[BEGIN Provided data]
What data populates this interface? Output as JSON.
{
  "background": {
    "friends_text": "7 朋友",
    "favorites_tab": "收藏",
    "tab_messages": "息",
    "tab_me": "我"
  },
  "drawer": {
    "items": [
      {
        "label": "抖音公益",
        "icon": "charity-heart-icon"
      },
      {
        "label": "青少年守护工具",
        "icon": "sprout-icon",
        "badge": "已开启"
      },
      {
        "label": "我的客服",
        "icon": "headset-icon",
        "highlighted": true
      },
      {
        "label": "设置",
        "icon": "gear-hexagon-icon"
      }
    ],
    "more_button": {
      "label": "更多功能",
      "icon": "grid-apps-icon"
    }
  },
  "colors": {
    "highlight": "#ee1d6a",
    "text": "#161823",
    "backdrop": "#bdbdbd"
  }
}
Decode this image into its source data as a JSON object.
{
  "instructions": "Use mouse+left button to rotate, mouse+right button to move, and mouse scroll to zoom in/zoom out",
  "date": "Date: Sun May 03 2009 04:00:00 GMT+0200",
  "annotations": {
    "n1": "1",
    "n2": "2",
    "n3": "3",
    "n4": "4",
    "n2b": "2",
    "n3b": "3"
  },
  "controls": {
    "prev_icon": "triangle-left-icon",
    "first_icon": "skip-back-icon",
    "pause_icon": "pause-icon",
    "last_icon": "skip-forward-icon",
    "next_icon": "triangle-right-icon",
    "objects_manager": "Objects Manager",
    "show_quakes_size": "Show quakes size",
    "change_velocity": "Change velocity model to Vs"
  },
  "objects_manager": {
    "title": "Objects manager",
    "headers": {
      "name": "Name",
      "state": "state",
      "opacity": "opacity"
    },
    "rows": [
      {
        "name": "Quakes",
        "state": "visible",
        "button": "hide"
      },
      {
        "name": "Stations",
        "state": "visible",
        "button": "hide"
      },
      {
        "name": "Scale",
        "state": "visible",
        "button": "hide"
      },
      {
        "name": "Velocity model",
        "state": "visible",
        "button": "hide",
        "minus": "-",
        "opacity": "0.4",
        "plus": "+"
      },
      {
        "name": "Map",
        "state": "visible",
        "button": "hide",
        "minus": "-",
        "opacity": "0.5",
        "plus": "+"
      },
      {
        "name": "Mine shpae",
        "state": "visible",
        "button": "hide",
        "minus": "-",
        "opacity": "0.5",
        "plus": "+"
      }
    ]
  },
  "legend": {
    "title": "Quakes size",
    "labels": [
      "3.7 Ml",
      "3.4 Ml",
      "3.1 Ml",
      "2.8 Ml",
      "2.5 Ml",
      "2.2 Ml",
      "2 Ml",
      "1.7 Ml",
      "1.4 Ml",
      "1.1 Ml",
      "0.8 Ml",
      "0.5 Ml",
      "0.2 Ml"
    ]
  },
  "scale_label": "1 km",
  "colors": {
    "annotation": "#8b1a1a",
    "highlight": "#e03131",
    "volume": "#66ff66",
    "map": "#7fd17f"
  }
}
[END Provided data]
Copy out the whole listing, exactly as written.

■ **Solved problem**
What data populates this interface? Output as JSON.
{
  "background": {
    "friends_text": "7 朋友",
    "favorites_tab": "收藏",
    "tab_messages": "息",
    "tab_me": "我"
  },
  "drawer": {
    "items": [
      {
        "label": "抖音公益",
        "icon": "charity-heart-icon"
      },
      {
        "label": "青少年守护工具",
        "icon": "sprout-icon",
        "badge": "已开启"
      },
      {
        "label": "我的客服",
        "icon": "headset-icon",
        "highlighted": true
      },
      {
        "label": "设置",
        "icon": "gear-hexagon-icon"
      }
    ],
    "more_button": {
      "label": "更多功能",
      "icon": "grid-apps-icon"
    }
  },
  "colors": {
    "highlight": "#ee1d6a",
    "text": "#161823",
    "backdrop": "#bdbdbd"
  }
}
Decode this image into its source data as a JSON object.
{
  "instructions": "Use mouse+left button to rotate, mouse+right button to move, and mouse scroll to zoom in/zoom out",
  "date": "Date: Sun May 03 2009 04:00:00 GMT+0200",
  "annotations": {
    "n1": "1",
    "n2": "2",
    "n3": "3",
    "n4": "4",
    "n2b": "2",
    "n3b": "3"
  },
  "controls": {
    "prev_icon": "triangle-left-icon",
    "first_icon": "skip-back-icon",
    "pause_icon": "pause-icon",
    "last_icon": "skip-forward-icon",
    "next_icon": "triangle-right-icon",
    "objects_manager": "Objects Manager",
    "show_quakes_size": "Show quakes size",
    "change_velocity": "Change velocity model to Vs"
  },
  "objects_manager": {
    "title": "Objects manager",
    "headers": {
      "name": "Name",
      "state": "state",
      "opacity": "opacity"
    },
    "rows": [
      {
        "name": "Quakes",
        "state": "visible",
        "button": "hide"
      },
      {
        "name": "Stations",
        "state": "visible",
        "button": "hide"
      },
      {
        "name": "Scale",
        "state": "visible",
        "button": "hide"
      },
      {
        "name": "Velocity model",
        "state": "visible",
        "button": "hide",
        "minus": "-",
        "opacity": "0.4",
        "plus": "+"
      },
      {
        "name": "Map",
        "state": "visible",
        "button": "hide",
        "minus": "-",
        "opacity": "0.5",
        "plus": "+"
      },
      {
        "name": "Mine shpae",
        "state": "visible",
        "button": "hide",
        "minus": "-",
        "opacity": "0.5",
        "plus": "+"
      }
    ]
  },
  "legend": {
    "title": "Quakes size",
    "labels": [
      "3.7 Ml",
      "3.4 Ml",
      "3.1 Ml",
      "2.8 Ml",
      "2.5 Ml",
      "2.2 Ml",
      "2 Ml",
      "1.7 Ml",
      "1.4 Ml",
      "1.1 Ml",
      "0.8 Ml",
      "0.5 Ml",
      "0.2 Ml"
    ]
  },
  "scale_label": "1 km",
  "colors": {
    "annotation": "#8b1a1a",
    "highlight": "#e03131",
    "volume": "#66ff66",
    "map": "#7fd17f"
  }
}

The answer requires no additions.